*STATED EXERCISE*.
Copy out each line that mentions the word "Calibration".

*EXERCISE INPUT*.

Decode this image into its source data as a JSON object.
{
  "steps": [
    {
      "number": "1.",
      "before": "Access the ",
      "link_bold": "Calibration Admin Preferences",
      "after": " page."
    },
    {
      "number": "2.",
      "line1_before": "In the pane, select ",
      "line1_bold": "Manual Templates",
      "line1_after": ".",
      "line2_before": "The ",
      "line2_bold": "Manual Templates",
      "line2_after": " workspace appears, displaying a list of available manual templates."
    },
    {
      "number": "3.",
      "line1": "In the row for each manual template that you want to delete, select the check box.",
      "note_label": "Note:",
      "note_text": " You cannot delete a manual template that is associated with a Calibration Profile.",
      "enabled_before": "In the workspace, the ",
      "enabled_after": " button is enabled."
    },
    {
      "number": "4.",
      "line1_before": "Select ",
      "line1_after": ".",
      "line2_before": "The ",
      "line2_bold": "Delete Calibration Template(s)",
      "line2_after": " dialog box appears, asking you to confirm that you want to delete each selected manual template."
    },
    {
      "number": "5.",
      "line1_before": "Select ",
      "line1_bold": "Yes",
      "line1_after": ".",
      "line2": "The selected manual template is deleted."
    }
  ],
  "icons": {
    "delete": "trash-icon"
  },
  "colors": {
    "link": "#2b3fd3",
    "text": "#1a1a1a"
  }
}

*ANSWER*.
      "link_bold": "Calibration Admin Preferences",
      "note_text": " You cannot delete a manual template that is associated with a Calibration Profile.",
      "line2_bold": "Delete Calibration Template(s)",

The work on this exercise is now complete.